(WHAT IS ASKED) Reproduce each of the following entries verbatim, preserving every line in its original order.

(DATA)
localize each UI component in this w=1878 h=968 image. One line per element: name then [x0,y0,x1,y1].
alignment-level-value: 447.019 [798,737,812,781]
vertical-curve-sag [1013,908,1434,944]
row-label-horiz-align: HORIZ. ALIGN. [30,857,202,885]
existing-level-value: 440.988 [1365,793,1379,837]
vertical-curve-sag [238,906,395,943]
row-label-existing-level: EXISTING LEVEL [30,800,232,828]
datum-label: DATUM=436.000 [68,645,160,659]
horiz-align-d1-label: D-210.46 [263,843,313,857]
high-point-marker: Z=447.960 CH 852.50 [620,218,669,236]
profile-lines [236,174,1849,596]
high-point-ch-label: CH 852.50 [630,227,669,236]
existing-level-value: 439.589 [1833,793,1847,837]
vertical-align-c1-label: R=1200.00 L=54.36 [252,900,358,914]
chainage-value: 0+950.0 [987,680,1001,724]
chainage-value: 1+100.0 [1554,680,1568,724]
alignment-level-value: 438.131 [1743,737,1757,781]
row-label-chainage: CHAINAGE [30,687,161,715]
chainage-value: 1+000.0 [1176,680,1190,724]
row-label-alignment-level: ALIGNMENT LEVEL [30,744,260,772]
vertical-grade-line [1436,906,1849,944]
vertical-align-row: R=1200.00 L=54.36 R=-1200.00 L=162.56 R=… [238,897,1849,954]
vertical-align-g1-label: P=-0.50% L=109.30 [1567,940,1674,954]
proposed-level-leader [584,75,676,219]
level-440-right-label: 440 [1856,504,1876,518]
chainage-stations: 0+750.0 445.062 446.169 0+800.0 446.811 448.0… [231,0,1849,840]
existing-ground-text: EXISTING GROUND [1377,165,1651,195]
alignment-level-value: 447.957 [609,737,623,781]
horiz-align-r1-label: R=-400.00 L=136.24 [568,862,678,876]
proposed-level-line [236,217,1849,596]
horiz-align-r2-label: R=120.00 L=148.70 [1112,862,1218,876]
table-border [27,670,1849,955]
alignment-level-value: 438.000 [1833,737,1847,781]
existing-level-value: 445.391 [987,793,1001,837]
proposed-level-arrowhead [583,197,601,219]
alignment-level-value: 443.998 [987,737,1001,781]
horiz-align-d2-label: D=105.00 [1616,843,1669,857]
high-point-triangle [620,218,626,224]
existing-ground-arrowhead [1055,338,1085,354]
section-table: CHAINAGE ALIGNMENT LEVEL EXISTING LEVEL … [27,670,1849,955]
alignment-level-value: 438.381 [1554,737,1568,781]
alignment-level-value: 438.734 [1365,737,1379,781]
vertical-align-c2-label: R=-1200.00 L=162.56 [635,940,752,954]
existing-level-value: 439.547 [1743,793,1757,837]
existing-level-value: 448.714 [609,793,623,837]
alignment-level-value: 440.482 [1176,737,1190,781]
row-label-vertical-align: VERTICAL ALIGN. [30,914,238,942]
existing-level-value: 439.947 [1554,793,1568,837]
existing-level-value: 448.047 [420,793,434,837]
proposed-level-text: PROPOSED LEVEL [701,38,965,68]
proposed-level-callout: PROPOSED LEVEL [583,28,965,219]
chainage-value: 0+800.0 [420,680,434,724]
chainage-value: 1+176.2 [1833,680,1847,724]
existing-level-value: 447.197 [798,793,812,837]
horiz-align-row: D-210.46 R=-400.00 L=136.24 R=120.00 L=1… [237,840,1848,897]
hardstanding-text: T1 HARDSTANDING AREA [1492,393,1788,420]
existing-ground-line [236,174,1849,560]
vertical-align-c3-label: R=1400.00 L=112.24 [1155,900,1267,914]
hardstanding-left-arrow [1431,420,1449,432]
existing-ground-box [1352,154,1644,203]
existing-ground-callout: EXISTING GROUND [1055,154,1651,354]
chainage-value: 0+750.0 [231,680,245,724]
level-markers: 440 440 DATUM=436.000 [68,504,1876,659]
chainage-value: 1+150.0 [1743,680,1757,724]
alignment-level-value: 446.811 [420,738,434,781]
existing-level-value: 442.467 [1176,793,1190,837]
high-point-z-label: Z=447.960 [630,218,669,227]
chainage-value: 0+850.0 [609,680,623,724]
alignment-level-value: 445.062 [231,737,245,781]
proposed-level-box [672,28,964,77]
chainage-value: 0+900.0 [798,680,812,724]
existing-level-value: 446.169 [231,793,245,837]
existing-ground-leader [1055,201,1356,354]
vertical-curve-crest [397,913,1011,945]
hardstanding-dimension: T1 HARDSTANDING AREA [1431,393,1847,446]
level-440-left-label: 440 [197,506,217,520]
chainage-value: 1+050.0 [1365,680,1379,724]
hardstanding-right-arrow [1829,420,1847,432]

(WRITTEN RESPONSE)
localize each UI component in this w=1878 h=968 image. One line per element: name then [x0,y0,x1,y1].
alignment-level-value: 447.019 [798,737,812,781]
vertical-curve-sag [1013,908,1434,944]
row-label-horiz-align: HORIZ. ALIGN. [30,857,202,885]
existing-level-value: 440.988 [1365,793,1379,837]
vertical-curve-sag [238,906,395,943]
row-label-existing-level: EXISTING LEVEL [30,800,232,828]
datum-label: DATUM=436.000 [68,645,160,659]
horiz-align-d1-label: D-210.46 [263,843,313,857]
high-point-marker: Z=447.960 CH 852.50 [620,218,669,236]
profile-lines [236,174,1849,596]
high-point-ch-label: CH 852.50 [630,227,669,236]
existing-level-value: 439.589 [1833,793,1847,837]
vertical-align-c1-label: R=1200.00 L=54.36 [252,900,358,914]
chainage-value: 0+950.0 [987,680,1001,724]
chainage-value: 1+100.0 [1554,680,1568,724]
alignment-level-value: 438.131 [1743,737,1757,781]
row-label-chainage: CHAINAGE [30,687,161,715]
chainage-value: 1+000.0 [1176,680,1190,724]
row-label-alignment-level: ALIGNMENT LEVEL [30,744,260,772]
vertical-grade-line [1436,906,1849,944]
vertical-align-row: R=1200.00 L=54.36 R=-1200.00 L=162.56 R=… [238,897,1849,954]
vertical-align-g1-label: P=-0.50% L=109.30 [1567,940,1674,954]
proposed-level-leader [584,75,676,219]
level-440-right-label: 440 [1856,504,1876,518]
chainage-stations: 0+750.0 445.062 446.169 0+800.0 446.811 448.0… [231,0,1849,840]
existing-ground-text: EXISTING GROUND [1377,165,1651,195]
alignment-level-value: 447.957 [609,737,623,781]
horiz-align-r1-label: R=-400.00 L=136.24 [568,862,678,876]
proposed-level-line [236,217,1849,596]
horiz-align-r2-label: R=120.00 L=148.70 [1112,862,1218,876]
table-border [27,670,1849,955]
alignment-level-value: 438.000 [1833,737,1847,781]
existing-level-value: 445.391 [987,793,1001,837]
proposed-level-arrowhead [583,197,601,219]
alignment-level-value: 443.998 [987,737,1001,781]
horiz-align-d2-label: D=105.00 [1616,843,1669,857]
high-point-triangle [620,218,626,224]
existing-ground-arrowhead [1055,338,1085,354]
section-table: CHAINAGE ALIGNMENT LEVEL EXISTING LEVEL … [27,670,1849,955]
alignment-level-value: 438.381 [1554,737,1568,781]
alignment-level-value: 438.734 [1365,737,1379,781]
vertical-align-c2-label: R=-1200.00 L=162.56 [635,940,752,954]
existing-level-value: 439.547 [1743,793,1757,837]
existing-level-value: 448.714 [609,793,623,837]
alignment-level-value: 440.482 [1176,737,1190,781]
row-label-vertical-align: VERTICAL ALIGN. [30,914,238,942]
existing-level-value: 439.947 [1554,793,1568,837]
existing-level-value: 448.047 [420,793,434,837]
proposed-level-text: PROPOSED LEVEL [701,38,965,68]
proposed-level-callout: PROPOSED LEVEL [583,28,965,219]
chainage-value: 0+800.0 [420,680,434,724]
chainage-value: 1+176.2 [1833,680,1847,724]
existing-level-value: 447.197 [798,793,812,837]
horiz-align-row: D-210.46 R=-400.00 L=136.24 R=120.00 L=1… [237,840,1848,897]
hardstanding-text: T1 HARDSTANDING AREA [1492,393,1788,420]
existing-ground-line [236,174,1849,560]
vertical-align-c3-label: R=1400.00 L=112.24 [1155,900,1267,914]
hardstanding-left-arrow [1431,420,1449,432]
existing-ground-box [1352,154,1644,203]
existing-ground-callout: EXISTING GROUND [1055,154,1651,354]
chainage-value: 0+750.0 [231,680,245,724]
level-markers: 440 440 DATUM=436.000 [68,504,1876,659]
chainage-value: 1+150.0 [1743,680,1757,724]
alignment-level-value: 446.811 [420,738,434,781]
existing-level-value: 442.467 [1176,793,1190,837]
high-point-z-label: Z=447.960 [630,218,669,227]
chainage-value: 0+850.0 [609,680,623,724]
alignment-level-value: 445.062 [231,737,245,781]
proposed-level-box [672,28,964,77]
chainage-value: 0+900.0 [798,680,812,724]
existing-level-value: 446.169 [231,793,245,837]
existing-ground-leader [1055,201,1356,354]
vertical-curve-crest [397,913,1011,945]
hardstanding-dimension: T1 HARDSTANDING AREA [1431,393,1847,446]
level-440-left-label: 440 [197,506,217,520]
chainage-value: 1+050.0 [1365,680,1379,724]
hardstanding-right-arrow [1829,420,1847,432]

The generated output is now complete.